start DATASET ROWS

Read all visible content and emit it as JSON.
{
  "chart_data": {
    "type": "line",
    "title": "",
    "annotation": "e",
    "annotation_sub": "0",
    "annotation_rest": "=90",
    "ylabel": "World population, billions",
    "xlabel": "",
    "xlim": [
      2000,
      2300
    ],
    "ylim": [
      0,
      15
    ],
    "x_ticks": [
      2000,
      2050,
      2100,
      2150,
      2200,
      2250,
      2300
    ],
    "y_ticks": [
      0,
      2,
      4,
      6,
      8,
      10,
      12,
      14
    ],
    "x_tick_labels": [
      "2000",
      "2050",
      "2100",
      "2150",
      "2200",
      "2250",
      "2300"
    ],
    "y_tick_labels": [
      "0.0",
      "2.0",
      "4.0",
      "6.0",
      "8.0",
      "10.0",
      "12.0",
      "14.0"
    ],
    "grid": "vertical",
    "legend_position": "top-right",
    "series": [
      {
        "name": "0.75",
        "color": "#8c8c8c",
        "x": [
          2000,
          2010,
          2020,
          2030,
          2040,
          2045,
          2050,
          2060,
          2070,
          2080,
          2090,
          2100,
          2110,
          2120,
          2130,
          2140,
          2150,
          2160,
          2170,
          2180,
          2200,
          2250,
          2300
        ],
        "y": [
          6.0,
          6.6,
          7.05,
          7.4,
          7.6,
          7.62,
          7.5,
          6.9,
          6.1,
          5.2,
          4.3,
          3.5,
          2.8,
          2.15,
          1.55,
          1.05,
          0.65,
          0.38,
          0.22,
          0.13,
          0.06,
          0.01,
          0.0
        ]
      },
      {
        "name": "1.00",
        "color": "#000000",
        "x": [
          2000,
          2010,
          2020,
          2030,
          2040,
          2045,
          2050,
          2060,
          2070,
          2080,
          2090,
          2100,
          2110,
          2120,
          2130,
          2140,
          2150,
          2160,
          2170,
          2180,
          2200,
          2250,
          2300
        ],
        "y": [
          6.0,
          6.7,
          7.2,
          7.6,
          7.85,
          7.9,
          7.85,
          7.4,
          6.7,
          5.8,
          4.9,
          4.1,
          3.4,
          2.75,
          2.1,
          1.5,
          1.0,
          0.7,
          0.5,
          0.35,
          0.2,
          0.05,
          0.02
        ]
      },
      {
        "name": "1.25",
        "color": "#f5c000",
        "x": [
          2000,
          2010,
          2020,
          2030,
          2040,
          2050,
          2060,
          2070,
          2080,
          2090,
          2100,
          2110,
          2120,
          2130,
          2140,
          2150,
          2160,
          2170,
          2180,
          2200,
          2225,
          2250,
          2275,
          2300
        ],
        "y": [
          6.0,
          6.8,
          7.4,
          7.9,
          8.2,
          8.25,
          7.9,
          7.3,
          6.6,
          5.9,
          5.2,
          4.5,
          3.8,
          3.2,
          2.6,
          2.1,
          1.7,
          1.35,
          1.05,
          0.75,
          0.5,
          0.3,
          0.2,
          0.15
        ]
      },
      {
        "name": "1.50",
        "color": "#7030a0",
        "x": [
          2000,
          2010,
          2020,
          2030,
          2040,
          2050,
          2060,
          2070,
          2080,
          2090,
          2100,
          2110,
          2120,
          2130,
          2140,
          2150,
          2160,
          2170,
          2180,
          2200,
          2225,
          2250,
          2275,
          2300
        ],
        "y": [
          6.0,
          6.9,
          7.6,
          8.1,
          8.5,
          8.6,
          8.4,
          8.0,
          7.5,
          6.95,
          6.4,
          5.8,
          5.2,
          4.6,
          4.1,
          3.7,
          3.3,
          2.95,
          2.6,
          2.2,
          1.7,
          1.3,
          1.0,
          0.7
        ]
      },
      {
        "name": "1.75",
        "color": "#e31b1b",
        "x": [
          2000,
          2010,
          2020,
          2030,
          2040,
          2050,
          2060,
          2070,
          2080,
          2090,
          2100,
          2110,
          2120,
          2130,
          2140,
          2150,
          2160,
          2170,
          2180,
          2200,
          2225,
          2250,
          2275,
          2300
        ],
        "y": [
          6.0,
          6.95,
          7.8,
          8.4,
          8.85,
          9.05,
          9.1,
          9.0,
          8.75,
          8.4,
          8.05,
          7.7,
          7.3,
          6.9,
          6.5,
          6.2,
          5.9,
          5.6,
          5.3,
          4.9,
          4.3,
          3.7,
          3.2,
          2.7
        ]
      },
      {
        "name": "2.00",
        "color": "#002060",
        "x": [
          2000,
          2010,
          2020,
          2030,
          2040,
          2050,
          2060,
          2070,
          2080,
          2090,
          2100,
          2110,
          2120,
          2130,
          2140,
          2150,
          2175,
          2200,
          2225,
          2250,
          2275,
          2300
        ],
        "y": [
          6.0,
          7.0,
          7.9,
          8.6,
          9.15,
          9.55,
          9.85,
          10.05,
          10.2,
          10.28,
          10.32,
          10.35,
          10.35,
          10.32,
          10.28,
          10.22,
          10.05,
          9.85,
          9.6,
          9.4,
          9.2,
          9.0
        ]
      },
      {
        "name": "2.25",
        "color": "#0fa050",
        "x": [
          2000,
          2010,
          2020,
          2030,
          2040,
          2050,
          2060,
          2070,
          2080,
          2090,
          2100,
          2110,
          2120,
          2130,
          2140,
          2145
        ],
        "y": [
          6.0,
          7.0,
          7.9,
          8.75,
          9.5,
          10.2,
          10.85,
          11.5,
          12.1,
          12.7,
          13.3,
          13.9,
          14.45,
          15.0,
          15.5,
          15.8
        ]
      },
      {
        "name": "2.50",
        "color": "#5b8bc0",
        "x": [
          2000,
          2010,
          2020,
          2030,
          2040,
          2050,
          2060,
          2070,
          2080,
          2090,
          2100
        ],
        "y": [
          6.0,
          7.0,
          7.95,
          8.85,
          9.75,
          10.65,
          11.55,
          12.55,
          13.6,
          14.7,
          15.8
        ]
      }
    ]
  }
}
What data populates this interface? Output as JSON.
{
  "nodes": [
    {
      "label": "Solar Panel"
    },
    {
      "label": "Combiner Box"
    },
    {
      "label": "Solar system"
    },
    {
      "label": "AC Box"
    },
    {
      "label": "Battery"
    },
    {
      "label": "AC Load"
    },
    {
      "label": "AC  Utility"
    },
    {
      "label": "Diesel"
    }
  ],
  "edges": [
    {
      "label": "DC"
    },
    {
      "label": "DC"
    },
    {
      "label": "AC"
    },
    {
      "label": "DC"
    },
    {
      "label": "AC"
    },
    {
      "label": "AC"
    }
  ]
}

end DATASET ROWS

Write out only the final block of lines, starting at the line with "What data populates" and running to the end of the material.

OUTPUT:
What data populates this interface? Output as JSON.
{
  "nodes": [
    {
      "label": "Solar Panel"
    },
    {
      "label": "Combiner Box"
    },
    {
      "label": "Solar system"
    },
    {
      "label": "AC Box"
    },
    {
      "label": "Battery"
    },
    {
      "label": "AC Load"
    },
    {
      "label": "AC  Utility"
    },
    {
      "label": "Diesel"
    }
  ],
  "edges": [
    {
      "label": "DC"
    },
    {
      "label": "DC"
    },
    {
      "label": "AC"
    },
    {
      "label": "DC"
    },
    {
      "label": "AC"
    },
    {
      "label": "AC"
    }
  ]
}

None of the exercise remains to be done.